YOUR OBJECTIVE
Extract every line where the string "JSON" appears.

#### MATERIAL TO PROCESS

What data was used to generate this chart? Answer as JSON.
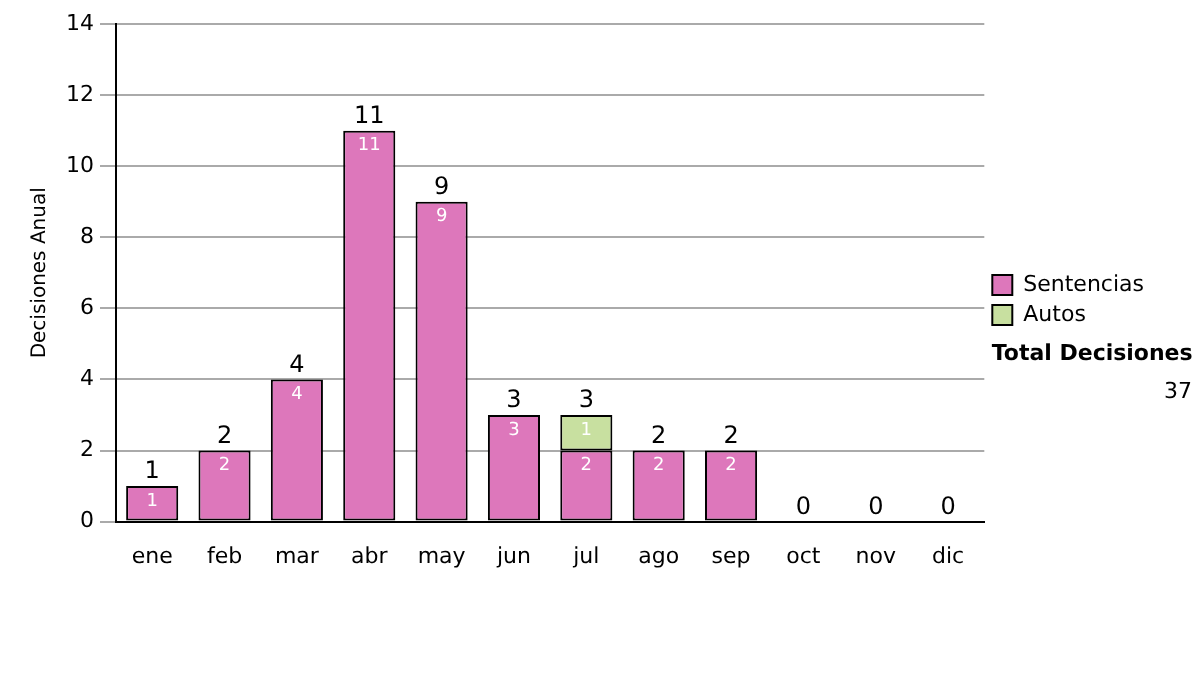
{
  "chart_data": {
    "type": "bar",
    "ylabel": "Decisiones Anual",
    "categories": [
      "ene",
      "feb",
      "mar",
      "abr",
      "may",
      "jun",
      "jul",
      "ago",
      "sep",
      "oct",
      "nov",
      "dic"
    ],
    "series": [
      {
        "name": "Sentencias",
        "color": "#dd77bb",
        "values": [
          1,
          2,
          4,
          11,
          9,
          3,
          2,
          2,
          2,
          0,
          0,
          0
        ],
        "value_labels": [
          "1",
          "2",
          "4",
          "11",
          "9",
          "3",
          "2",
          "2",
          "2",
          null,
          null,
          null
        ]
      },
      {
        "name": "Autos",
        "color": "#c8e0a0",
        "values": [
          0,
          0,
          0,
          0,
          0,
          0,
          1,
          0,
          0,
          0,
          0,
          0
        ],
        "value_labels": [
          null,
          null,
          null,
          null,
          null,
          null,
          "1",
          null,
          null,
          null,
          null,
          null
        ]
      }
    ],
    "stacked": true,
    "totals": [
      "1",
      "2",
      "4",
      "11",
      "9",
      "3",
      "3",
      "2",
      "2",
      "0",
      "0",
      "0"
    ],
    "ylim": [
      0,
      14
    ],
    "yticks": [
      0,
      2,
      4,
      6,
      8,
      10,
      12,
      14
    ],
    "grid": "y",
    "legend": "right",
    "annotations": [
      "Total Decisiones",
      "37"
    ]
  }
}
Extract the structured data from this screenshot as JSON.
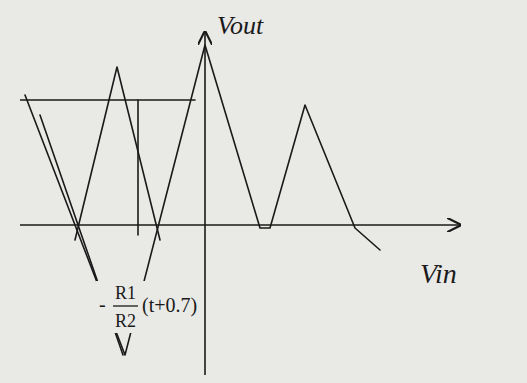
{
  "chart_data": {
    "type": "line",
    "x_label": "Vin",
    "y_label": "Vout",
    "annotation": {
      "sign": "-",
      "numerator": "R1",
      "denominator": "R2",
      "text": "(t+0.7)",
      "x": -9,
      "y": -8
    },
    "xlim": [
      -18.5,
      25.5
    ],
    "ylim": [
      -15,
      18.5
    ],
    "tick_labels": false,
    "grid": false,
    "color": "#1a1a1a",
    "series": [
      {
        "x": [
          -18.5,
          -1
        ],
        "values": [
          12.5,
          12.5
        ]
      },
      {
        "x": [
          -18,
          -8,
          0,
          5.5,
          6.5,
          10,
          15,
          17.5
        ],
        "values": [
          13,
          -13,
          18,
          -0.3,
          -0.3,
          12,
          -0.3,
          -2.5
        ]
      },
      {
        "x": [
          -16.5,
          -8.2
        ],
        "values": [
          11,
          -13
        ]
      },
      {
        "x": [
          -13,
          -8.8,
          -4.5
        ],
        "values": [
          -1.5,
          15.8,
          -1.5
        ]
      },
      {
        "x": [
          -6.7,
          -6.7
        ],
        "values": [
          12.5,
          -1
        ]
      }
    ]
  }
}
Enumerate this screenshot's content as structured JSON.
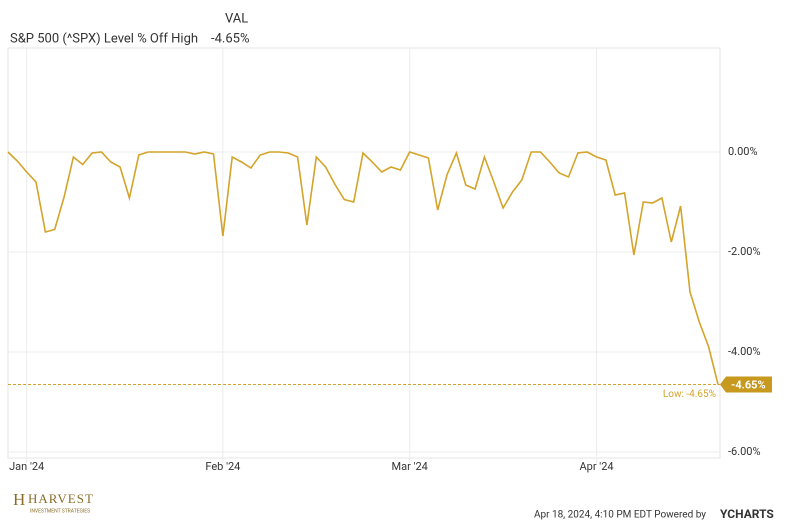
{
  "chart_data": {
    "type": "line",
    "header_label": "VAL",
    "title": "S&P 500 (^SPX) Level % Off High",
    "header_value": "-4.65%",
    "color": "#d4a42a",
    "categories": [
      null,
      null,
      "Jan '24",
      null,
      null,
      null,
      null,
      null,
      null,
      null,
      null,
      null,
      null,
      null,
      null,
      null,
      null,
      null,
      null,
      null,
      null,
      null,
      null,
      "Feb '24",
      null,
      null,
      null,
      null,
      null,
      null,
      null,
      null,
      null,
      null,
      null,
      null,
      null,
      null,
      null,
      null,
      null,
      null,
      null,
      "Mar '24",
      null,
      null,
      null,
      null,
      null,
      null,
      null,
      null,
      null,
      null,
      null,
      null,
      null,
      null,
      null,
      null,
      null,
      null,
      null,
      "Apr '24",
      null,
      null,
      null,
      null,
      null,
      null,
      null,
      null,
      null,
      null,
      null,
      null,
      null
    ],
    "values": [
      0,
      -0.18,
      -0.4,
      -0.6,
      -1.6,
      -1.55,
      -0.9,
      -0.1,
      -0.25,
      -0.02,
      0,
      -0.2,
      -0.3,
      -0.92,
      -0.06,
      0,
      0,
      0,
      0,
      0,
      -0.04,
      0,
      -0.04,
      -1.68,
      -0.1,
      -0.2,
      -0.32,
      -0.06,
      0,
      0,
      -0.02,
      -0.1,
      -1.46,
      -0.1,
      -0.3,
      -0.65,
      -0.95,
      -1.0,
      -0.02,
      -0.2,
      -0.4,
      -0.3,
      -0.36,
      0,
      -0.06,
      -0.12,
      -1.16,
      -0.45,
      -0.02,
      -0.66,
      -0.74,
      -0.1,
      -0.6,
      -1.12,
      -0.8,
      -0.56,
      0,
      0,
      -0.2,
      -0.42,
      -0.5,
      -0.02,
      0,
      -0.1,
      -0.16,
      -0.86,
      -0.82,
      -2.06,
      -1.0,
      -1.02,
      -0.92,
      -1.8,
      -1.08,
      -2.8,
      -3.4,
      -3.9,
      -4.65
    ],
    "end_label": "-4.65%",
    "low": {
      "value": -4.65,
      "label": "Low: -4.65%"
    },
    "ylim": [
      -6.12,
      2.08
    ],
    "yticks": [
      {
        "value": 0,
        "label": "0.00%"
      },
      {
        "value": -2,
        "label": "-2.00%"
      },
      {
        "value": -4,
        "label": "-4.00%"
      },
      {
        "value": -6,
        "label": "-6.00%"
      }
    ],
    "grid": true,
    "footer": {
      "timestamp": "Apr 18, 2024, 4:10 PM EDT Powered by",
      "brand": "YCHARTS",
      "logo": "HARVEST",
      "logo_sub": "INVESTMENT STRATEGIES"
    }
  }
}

########

RESPONSE
What data was used to generate this chart? Answer as JSON.
Extract the structured data from this screenshot as JSON.
Enumerate this screenshot's content as structured JSON.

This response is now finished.